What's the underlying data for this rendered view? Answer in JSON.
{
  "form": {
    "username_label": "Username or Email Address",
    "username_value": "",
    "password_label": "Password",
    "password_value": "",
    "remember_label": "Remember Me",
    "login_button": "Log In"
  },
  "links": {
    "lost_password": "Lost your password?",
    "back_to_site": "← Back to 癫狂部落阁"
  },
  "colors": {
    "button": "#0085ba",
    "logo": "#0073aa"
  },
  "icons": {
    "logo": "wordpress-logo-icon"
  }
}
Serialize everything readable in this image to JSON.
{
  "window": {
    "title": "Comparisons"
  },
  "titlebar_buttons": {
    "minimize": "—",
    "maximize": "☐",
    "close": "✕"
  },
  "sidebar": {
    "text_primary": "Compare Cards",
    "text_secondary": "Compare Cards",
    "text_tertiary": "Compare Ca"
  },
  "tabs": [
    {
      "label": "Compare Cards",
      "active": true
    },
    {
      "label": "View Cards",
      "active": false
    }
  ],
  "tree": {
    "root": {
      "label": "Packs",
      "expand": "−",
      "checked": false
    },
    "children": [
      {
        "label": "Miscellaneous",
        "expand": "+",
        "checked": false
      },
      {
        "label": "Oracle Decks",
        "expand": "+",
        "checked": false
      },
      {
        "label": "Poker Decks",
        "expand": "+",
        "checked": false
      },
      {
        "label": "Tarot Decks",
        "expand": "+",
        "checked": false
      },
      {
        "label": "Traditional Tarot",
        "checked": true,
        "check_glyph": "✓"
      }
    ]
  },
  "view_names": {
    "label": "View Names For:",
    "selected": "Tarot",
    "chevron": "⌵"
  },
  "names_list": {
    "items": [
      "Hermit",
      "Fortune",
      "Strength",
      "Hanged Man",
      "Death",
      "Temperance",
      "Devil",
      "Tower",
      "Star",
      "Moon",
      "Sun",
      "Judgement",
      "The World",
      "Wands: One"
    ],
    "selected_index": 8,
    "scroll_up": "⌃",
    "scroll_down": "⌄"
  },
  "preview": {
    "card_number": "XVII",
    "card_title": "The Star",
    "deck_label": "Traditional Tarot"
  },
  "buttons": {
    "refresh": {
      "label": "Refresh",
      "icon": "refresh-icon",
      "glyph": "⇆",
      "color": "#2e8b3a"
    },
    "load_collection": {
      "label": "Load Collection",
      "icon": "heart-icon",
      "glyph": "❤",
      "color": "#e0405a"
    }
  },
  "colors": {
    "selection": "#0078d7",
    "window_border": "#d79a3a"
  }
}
::::
:: Work to complete ::
Count all lines of the data that include "this". The answer is the number alone.

:: Solution ::
2